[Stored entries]
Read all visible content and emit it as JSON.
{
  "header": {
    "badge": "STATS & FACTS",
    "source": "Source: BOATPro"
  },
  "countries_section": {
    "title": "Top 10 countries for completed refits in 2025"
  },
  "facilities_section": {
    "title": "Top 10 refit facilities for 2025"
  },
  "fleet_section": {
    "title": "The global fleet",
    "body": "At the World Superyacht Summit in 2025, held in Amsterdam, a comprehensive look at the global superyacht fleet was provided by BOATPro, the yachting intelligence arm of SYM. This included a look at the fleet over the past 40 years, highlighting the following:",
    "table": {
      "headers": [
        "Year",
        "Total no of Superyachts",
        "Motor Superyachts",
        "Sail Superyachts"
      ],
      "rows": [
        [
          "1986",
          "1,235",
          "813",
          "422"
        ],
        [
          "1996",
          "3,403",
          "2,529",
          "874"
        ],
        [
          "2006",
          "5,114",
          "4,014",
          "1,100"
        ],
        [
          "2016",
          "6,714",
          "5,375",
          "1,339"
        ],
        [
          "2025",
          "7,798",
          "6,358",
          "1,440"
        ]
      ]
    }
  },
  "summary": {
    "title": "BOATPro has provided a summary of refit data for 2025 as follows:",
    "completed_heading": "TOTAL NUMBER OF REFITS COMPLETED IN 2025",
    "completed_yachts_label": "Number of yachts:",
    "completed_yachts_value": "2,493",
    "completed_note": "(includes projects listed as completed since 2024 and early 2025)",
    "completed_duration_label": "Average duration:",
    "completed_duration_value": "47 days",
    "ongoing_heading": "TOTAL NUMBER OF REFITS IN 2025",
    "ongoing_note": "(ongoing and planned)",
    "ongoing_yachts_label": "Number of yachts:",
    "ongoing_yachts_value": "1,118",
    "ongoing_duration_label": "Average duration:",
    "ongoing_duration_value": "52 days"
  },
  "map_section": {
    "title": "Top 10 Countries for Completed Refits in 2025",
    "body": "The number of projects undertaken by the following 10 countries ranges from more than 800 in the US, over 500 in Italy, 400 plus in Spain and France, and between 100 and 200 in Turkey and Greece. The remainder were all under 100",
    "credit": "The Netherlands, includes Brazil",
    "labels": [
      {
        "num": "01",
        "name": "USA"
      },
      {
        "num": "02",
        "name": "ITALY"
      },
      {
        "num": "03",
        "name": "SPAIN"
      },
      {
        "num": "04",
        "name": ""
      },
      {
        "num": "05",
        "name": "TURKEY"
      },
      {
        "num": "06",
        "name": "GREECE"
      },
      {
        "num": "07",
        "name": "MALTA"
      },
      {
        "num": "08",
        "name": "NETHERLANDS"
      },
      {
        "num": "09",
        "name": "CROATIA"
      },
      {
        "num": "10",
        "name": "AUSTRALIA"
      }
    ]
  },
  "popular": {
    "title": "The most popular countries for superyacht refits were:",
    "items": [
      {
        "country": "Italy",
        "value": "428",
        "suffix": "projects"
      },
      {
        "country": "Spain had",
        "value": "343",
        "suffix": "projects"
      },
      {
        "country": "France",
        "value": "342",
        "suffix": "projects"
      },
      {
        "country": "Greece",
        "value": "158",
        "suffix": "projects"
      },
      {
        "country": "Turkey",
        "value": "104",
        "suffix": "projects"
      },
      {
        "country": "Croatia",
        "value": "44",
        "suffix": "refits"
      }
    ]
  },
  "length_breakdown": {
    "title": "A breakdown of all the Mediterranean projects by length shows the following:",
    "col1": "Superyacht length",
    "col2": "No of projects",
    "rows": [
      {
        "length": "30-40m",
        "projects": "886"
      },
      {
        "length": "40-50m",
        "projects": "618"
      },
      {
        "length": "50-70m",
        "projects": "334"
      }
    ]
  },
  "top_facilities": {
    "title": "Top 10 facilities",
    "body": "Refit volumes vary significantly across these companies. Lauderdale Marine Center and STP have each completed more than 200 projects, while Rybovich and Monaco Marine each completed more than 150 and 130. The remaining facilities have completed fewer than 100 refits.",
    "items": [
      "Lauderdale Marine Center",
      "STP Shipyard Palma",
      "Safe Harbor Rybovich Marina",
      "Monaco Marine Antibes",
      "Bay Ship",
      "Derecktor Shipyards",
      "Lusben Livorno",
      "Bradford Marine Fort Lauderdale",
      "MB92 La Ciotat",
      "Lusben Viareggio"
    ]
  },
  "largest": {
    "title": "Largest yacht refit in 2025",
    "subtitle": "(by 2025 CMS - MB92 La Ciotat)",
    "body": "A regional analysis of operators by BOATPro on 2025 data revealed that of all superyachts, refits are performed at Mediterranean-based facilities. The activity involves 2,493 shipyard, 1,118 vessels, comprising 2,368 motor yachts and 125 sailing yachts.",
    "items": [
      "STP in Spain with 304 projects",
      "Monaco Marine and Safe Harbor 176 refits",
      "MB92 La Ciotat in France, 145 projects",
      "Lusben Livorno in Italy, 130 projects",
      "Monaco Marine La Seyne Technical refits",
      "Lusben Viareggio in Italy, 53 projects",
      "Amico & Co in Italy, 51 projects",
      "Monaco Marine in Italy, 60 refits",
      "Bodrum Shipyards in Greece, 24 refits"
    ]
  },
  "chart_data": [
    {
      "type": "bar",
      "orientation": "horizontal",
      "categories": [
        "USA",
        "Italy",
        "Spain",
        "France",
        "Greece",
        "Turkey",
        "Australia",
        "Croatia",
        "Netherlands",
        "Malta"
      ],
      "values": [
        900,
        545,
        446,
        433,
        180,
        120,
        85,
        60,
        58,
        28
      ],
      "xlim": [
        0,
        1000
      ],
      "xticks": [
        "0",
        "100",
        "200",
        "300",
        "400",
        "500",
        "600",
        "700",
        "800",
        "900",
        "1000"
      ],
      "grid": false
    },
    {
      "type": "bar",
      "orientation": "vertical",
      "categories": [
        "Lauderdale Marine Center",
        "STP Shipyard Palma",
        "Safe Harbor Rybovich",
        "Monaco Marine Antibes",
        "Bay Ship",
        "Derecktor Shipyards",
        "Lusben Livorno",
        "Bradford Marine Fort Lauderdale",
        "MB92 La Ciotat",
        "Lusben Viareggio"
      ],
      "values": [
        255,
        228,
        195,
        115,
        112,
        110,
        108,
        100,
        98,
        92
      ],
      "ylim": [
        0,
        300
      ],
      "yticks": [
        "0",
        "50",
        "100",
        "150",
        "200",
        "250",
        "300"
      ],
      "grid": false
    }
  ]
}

--

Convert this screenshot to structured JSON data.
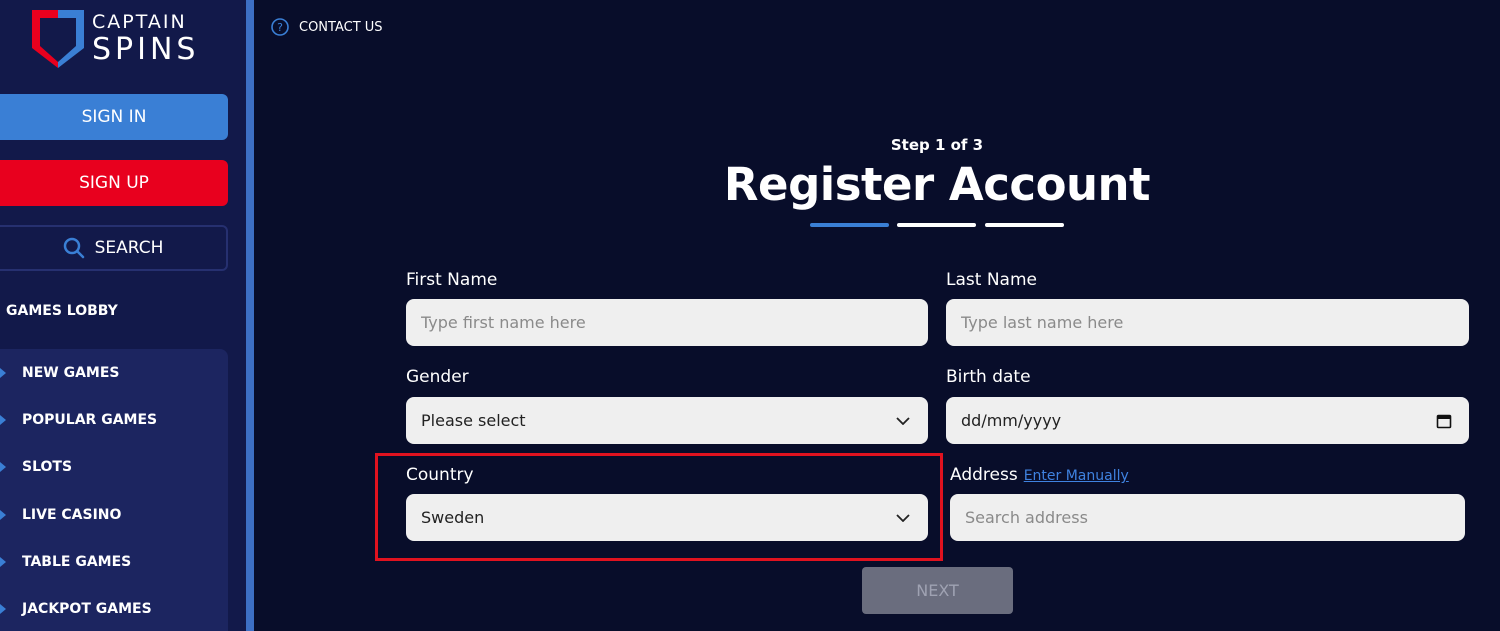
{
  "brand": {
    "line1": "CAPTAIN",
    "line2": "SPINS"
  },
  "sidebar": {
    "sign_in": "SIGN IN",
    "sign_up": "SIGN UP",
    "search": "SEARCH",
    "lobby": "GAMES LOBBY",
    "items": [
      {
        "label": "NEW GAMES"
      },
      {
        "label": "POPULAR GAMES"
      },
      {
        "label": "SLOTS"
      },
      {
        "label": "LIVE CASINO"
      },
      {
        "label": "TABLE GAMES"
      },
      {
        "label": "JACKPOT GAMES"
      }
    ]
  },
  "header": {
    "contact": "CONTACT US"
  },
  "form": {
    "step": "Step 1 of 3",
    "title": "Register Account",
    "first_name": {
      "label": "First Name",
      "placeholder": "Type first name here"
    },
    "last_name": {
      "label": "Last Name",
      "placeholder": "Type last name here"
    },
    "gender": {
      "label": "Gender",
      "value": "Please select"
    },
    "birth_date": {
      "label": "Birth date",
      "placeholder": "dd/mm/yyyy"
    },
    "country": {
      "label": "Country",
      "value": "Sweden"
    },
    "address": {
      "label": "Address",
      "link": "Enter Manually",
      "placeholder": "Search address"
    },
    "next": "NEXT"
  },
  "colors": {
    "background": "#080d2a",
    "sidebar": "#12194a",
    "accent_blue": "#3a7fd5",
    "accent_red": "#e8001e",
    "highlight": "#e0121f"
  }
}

▸ What you will do
List each line of the records that holds the string "placeholder".

▸ Answer for the task
      "placeholder": "Type first name here"
      "placeholder": "Type last name here"
      "placeholder": "dd/mm/yyyy"
      "placeholder": "Search address"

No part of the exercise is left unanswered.